[Dataset rows about figures]
----

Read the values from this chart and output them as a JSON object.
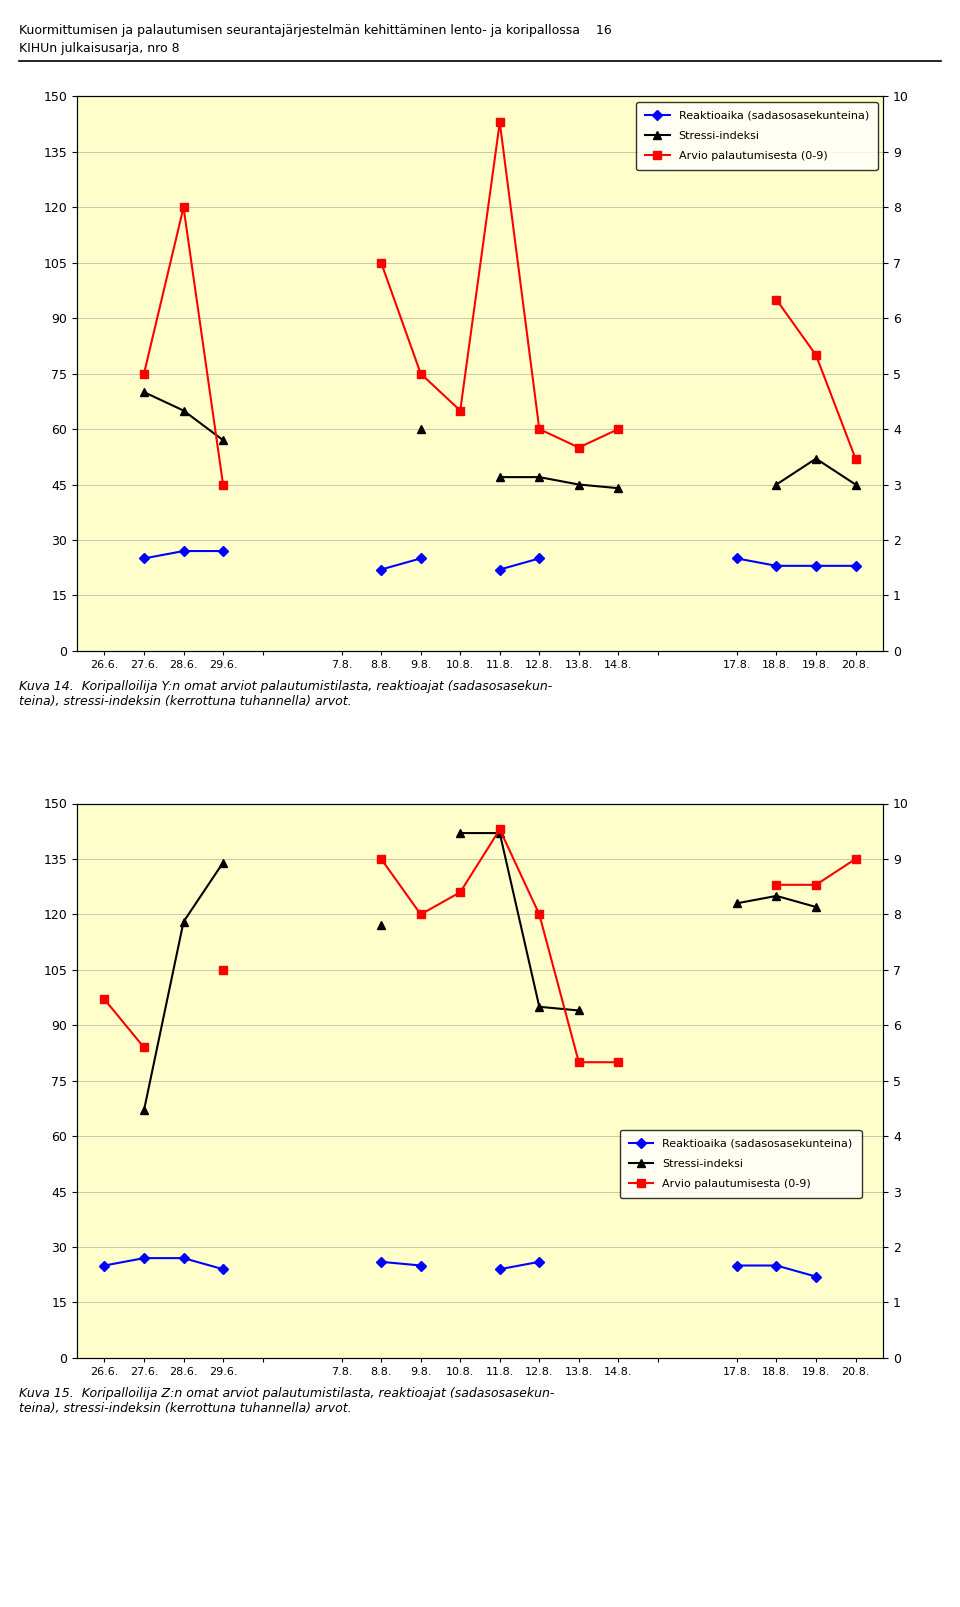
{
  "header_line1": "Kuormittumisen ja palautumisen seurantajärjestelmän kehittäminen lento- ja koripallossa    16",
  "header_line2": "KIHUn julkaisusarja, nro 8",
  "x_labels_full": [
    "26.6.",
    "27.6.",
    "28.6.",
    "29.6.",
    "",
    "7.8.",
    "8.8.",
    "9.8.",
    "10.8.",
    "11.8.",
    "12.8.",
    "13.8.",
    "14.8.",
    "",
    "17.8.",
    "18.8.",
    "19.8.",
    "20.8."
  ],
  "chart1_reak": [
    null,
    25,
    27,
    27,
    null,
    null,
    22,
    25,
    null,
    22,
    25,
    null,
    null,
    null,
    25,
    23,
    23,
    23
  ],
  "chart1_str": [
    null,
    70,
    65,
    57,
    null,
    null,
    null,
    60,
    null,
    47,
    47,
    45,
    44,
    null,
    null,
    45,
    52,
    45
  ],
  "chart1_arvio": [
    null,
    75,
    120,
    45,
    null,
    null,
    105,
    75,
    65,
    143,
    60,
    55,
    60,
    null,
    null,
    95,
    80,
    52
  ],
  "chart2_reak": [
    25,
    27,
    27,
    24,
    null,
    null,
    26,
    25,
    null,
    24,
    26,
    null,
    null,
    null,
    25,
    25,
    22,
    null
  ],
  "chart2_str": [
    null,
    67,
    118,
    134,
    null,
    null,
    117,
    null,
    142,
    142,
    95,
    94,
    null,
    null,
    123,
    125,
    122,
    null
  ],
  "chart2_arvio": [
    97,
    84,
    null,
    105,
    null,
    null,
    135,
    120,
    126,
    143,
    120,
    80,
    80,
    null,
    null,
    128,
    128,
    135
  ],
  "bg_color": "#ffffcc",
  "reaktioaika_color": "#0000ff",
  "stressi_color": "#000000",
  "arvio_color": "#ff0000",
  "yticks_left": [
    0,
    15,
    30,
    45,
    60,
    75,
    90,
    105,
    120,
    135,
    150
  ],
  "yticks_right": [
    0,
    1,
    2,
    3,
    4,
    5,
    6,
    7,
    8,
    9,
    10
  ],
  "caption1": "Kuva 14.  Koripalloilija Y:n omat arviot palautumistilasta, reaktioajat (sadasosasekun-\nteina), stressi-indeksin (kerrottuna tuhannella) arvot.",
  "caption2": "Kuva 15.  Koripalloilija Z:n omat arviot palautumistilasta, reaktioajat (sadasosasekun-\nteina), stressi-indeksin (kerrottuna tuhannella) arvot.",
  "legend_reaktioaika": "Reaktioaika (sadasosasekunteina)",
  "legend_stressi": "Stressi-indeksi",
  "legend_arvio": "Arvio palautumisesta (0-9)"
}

----

Gather up the lines that contain the word "arviot".

  "caption1": "Kuva 14.  Koripalloilija Y:n omat arviot palautumistilasta, reaktioajat (sadasosasekun-\nteina), stressi-indeksin (kerrottuna tuhannella) arvot.",
  "caption2": "Kuva 15.  Koripalloilija Z:n omat arviot palautumistilasta, reaktioajat (sadasosasekun-\nteina), stressi-indeksin (kerrottuna tuhannella) arvot.",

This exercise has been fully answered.